* [Data for the task]:
──────────
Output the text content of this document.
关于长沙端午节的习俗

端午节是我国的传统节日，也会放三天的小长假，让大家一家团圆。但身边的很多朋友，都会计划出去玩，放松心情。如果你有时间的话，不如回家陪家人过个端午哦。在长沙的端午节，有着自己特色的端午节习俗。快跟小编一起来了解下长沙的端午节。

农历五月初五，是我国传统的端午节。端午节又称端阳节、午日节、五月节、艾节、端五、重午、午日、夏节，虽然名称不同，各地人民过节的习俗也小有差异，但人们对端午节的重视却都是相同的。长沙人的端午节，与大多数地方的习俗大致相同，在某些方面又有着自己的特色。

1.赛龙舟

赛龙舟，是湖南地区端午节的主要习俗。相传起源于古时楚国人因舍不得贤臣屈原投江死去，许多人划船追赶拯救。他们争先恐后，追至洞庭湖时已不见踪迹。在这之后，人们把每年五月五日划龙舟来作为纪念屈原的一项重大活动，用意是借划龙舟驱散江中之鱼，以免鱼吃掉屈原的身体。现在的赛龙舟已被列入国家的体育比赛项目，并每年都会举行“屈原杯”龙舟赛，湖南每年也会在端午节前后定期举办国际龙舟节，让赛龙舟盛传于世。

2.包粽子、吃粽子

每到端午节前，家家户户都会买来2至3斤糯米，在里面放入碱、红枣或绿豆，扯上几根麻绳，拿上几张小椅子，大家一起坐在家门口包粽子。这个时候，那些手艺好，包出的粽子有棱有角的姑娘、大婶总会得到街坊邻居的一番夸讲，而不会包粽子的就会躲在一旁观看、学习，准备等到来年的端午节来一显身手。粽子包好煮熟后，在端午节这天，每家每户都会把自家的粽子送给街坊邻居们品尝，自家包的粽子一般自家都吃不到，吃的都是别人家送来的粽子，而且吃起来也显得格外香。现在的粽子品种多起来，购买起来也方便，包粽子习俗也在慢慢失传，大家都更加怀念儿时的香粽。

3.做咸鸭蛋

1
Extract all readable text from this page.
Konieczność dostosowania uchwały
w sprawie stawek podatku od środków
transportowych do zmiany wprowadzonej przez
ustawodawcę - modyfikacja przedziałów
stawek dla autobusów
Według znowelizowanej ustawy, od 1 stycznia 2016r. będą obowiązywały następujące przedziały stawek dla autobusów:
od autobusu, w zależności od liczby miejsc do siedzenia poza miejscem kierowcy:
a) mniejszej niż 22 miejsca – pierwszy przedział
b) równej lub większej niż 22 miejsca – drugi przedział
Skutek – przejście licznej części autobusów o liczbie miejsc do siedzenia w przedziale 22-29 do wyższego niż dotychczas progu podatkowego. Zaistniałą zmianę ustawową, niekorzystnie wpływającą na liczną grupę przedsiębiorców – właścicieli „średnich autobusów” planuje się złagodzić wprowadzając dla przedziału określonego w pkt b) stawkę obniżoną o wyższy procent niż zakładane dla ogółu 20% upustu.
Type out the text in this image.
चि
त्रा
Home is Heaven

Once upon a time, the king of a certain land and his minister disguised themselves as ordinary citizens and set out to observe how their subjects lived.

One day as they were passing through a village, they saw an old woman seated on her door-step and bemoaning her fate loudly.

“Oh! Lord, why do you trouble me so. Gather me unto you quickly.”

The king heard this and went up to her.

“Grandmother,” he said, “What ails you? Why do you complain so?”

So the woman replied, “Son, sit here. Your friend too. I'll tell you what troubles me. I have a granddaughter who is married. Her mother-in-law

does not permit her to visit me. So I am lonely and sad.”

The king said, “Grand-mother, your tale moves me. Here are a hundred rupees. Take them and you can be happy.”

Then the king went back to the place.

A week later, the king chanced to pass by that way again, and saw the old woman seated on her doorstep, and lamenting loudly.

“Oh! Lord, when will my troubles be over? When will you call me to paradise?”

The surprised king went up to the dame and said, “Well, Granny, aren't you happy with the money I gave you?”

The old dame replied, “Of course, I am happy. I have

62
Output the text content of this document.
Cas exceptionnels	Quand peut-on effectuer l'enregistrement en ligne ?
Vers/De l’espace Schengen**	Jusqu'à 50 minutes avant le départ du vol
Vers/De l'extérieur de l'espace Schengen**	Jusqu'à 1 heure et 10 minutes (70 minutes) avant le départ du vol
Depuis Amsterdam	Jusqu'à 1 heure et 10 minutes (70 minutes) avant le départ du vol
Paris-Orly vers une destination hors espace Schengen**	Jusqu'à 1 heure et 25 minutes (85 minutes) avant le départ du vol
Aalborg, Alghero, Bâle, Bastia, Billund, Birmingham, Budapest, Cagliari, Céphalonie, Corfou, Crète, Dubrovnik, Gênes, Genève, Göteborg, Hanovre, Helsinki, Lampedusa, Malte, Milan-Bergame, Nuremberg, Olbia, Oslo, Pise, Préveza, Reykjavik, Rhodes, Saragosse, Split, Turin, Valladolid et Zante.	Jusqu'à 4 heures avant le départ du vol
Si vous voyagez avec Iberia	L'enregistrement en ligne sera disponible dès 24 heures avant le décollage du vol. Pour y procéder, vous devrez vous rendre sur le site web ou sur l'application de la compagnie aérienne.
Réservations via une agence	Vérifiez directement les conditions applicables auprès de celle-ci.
──────────
* [Your instructions]:
Please restate the data word for word, every record included.

* [Solution for this exercise]:
Output the text content of this document.
关于长沙端午节的习俗

端午节是我国的传统节日，也会放三天的小长假，让大家一家团圆。但身边的很多朋友，都会计划出去玩，放松心情。如果你有时间的话，不如回家陪家人过个端午哦。在长沙的端午节，有着自己特色的端午节习俗。快跟小编一起来了解下长沙的端午节。

农历五月初五，是我国传统的端午节。端午节又称端阳节、午日节、五月节、艾节、端五、重午、午日、夏节，虽然名称不同，各地人民过节的习俗也小有差异，但人们对端午节的重视却都是相同的。长沙人的端午节，与大多数地方的习俗大致相同，在某些方面又有着自己的特色。

1.赛龙舟

赛龙舟，是湖南地区端午节的主要习俗。相传起源于古时楚国人因舍不得贤臣屈原投江死去，许多人划船追赶拯救。他们争先恐后，追至洞庭湖时已不见踪迹。在这之后，人们把每年五月五日划龙舟来作为纪念屈原的一项重大活动，用意是借划龙舟驱散江中之鱼，以免鱼吃掉屈原的身体。现在的赛龙舟已被列入国家的体育比赛项目，并每年都会举行“屈原杯”龙舟赛，湖南每年也会在端午节前后定期举办国际龙舟节，让赛龙舟盛传于世。

2.包粽子、吃粽子

每到端午节前，家家户户都会买来2至3斤糯米，在里面放入碱、红枣或绿豆，扯上几根麻绳，拿上几张小椅子，大家一起坐在家门口包粽子。这个时候，那些手艺好，包出的粽子有棱有角的姑娘、大婶总会得到街坊邻居的一番夸讲，而不会包粽子的就会躲在一旁观看、学习，准备等到来年的端午节来一显身手。粽子包好煮熟后，在端午节这天，每家每户都会把自家的粽子送给街坊邻居们品尝，自家包的粽子一般自家都吃不到，吃的都是别人家送来的粽子，而且吃起来也显得格外香。现在的粽子品种多起来，购买起来也方便，包粽子习俗也在慢慢失传，大家都更加怀念儿时的香粽。

3.做咸鸭蛋

1
Extract all readable text from this page.
Konieczność dostosowania uchwały
w sprawie stawek podatku od środków
transportowych do zmiany wprowadzonej przez
ustawodawcę - modyfikacja przedziałów
stawek dla autobusów
Według znowelizowanej ustawy, od 1 stycznia 2016r. będą obowiązywały następujące przedziały stawek dla autobusów:
od autobusu, w zależności od liczby miejsc do siedzenia poza miejscem kierowcy:
a) mniejszej niż 22 miejsca – pierwszy przedział
b) równej lub większej niż 22 miejsca – drugi przedział
Skutek – przejście licznej części autobusów o liczbie miejsc do siedzenia w przedziale 22-29 do wyższego niż dotychczas progu podatkowego. Zaistniałą zmianę ustawową, niekorzystnie wpływającą na liczną grupę przedsiębiorców – właścicieli „średnich autobusów” planuje się złagodzić wprowadzając dla przedziału określonego w pkt b) stawkę obniżoną o wyższy procent niż zakładane dla ogółu 20% upustu.
Type out the text in this image.
चि
त्रा
Home is Heaven

Once upon a time, the king of a certain land and his minister disguised themselves as ordinary citizens and set out to observe how their subjects lived.

One day as they were passing through a village, they saw an old woman seated on her door-step and bemoaning her fate loudly.

“Oh! Lord, why do you trouble me so. Gather me unto you quickly.”

The king heard this and went up to her.

“Grandmother,” he said, “What ails you? Why do you complain so?”

So the woman replied, “Son, sit here. Your friend too. I'll tell you what troubles me. I have a granddaughter who is married. Her mother-in-law

does not permit her to visit me. So I am lonely and sad.”

The king said, “Grand-mother, your tale moves me. Here are a hundred rupees. Take them and you can be happy.”

Then the king went back to the place.

A week later, the king chanced to pass by that way again, and saw the old woman seated on her doorstep, and lamenting loudly.

“Oh! Lord, when will my troubles be over? When will you call me to paradise?”

The surprised king went up to the dame and said, “Well, Granny, aren't you happy with the money I gave you?”

The old dame replied, “Of course, I am happy. I have

62
Output the text content of this document.
Cas exceptionnels	Quand peut-on effectuer l'enregistrement en ligne ?
Vers/De l’espace Schengen**	Jusqu'à 50 minutes avant le départ du vol
Vers/De l'extérieur de l'espace Schengen**	Jusqu'à 1 heure et 10 minutes (70 minutes) avant le départ du vol
Depuis Amsterdam	Jusqu'à 1 heure et 10 minutes (70 minutes) avant le départ du vol
Paris-Orly vers une destination hors espace Schengen**	Jusqu'à 1 heure et 25 minutes (85 minutes) avant le départ du vol
Aalborg, Alghero, Bâle, Bastia, Billund, Birmingham, Budapest, Cagliari, Céphalonie, Corfou, Crète, Dubrovnik, Gênes, Genève, Göteborg, Hanovre, Helsinki, Lampedusa, Malte, Milan-Bergame, Nuremberg, Olbia, Oslo, Pise, Préveza, Reykjavik, Rhodes, Saragosse, Split, Turin, Valladolid et Zante.	Jusqu'à 4 heures avant le départ du vol
Si vous voyagez avec Iberia	L'enregistrement en ligne sera disponible dès 24 heures avant le décollage du vol. Pour y procéder, vous devrez vous rendre sur le site web ou sur l'application de la compagnie aérienne.
Réservations via une agence	Vérifiez directement les conditions applicables auprès de celle-ci.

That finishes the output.